━━ EXCERPTED DATA
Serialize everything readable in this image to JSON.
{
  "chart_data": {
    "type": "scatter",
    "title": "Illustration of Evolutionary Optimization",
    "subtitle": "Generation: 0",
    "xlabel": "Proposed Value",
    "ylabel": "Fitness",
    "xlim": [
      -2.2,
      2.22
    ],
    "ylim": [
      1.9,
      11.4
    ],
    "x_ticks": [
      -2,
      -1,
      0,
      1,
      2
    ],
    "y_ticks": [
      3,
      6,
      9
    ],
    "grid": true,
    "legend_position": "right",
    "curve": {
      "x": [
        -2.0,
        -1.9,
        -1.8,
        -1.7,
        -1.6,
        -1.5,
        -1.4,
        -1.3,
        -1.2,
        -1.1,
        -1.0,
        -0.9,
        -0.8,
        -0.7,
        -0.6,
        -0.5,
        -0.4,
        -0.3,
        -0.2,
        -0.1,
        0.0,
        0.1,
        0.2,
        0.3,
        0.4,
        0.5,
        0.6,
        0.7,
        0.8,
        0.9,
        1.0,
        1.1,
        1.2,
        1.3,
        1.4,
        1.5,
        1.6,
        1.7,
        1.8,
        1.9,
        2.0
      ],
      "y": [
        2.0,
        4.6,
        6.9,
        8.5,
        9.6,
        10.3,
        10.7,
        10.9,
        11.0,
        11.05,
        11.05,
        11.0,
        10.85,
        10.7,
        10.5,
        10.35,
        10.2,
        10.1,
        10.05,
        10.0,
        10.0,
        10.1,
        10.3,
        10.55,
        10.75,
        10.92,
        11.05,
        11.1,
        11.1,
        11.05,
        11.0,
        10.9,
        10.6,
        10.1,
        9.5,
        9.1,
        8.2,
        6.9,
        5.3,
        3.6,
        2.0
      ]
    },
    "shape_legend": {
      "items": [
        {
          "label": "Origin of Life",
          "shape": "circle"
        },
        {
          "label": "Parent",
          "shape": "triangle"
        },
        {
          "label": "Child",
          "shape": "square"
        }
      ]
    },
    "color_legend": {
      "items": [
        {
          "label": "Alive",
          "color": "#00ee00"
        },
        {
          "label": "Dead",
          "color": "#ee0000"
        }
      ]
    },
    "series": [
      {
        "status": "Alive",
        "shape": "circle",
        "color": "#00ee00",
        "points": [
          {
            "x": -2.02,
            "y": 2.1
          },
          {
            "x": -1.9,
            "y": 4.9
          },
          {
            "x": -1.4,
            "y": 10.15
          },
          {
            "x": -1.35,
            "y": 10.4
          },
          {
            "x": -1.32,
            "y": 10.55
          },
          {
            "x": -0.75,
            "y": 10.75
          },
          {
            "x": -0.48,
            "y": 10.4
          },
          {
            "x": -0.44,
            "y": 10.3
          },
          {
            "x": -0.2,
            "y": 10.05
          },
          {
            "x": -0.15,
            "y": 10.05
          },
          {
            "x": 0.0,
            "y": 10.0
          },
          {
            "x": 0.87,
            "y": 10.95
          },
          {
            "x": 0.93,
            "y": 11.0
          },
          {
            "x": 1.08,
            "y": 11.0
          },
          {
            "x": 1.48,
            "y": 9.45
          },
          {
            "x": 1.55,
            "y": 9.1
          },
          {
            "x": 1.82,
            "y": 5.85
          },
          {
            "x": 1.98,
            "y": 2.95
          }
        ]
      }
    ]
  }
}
━━━━
SHORT EXERCISE: Retype the data in full and match it exactly.

RESPONSE:
Serialize everything readable in this image to JSON.
{
  "chart_data": {
    "type": "scatter",
    "title": "Illustration of Evolutionary Optimization",
    "subtitle": "Generation: 0",
    "xlabel": "Proposed Value",
    "ylabel": "Fitness",
    "xlim": [
      -2.2,
      2.22
    ],
    "ylim": [
      1.9,
      11.4
    ],
    "x_ticks": [
      -2,
      -1,
      0,
      1,
      2
    ],
    "y_ticks": [
      3,
      6,
      9
    ],
    "grid": true,
    "legend_position": "right",
    "curve": {
      "x": [
        -2.0,
        -1.9,
        -1.8,
        -1.7,
        -1.6,
        -1.5,
        -1.4,
        -1.3,
        -1.2,
        -1.1,
        -1.0,
        -0.9,
        -0.8,
        -0.7,
        -0.6,
        -0.5,
        -0.4,
        -0.3,
        -0.2,
        -0.1,
        0.0,
        0.1,
        0.2,
        0.3,
        0.4,
        0.5,
        0.6,
        0.7,
        0.8,
        0.9,
        1.0,
        1.1,
        1.2,
        1.3,
        1.4,
        1.5,
        1.6,
        1.7,
        1.8,
        1.9,
        2.0
      ],
      "y": [
        2.0,
        4.6,
        6.9,
        8.5,
        9.6,
        10.3,
        10.7,
        10.9,
        11.0,
        11.05,
        11.05,
        11.0,
        10.85,
        10.7,
        10.5,
        10.35,
        10.2,
        10.1,
        10.05,
        10.0,
        10.0,
        10.1,
        10.3,
        10.55,
        10.75,
        10.92,
        11.05,
        11.1,
        11.1,
        11.05,
        11.0,
        10.9,
        10.6,
        10.1,
        9.5,
        9.1,
        8.2,
        6.9,
        5.3,
        3.6,
        2.0
      ]
    },
    "shape_legend": {
      "items": [
        {
          "label": "Origin of Life",
          "shape": "circle"
        },
        {
          "label": "Parent",
          "shape": "triangle"
        },
        {
          "label": "Child",
          "shape": "square"
        }
      ]
    },
    "color_legend": {
      "items": [
        {
          "label": "Alive",
          "color": "#00ee00"
        },
        {
          "label": "Dead",
          "color": "#ee0000"
        }
      ]
    },
    "series": [
      {
        "status": "Alive",
        "shape": "circle",
        "color": "#00ee00",
        "points": [
          {
            "x": -2.02,
            "y": 2.1
          },
          {
            "x": -1.9,
            "y": 4.9
          },
          {
            "x": -1.4,
            "y": 10.15
          },
          {
            "x": -1.35,
            "y": 10.4
          },
          {
            "x": -1.32,
            "y": 10.55
          },
          {
            "x": -0.75,
            "y": 10.75
          },
          {
            "x": -0.48,
            "y": 10.4
          },
          {
            "x": -0.44,
            "y": 10.3
          },
          {
            "x": -0.2,
            "y": 10.05
          },
          {
            "x": -0.15,
            "y": 10.05
          },
          {
            "x": 0.0,
            "y": 10.0
          },
          {
            "x": 0.87,
            "y": 10.95
          },
          {
            "x": 0.93,
            "y": 11.0
          },
          {
            "x": 1.08,
            "y": 11.0
          },
          {
            "x": 1.48,
            "y": 9.45
          },
          {
            "x": 1.55,
            "y": 9.1
          },
          {
            "x": 1.82,
            "y": 5.85
          },
          {
            "x": 1.98,
            "y": 2.95
          }
        ]
      }
    ]
  }
}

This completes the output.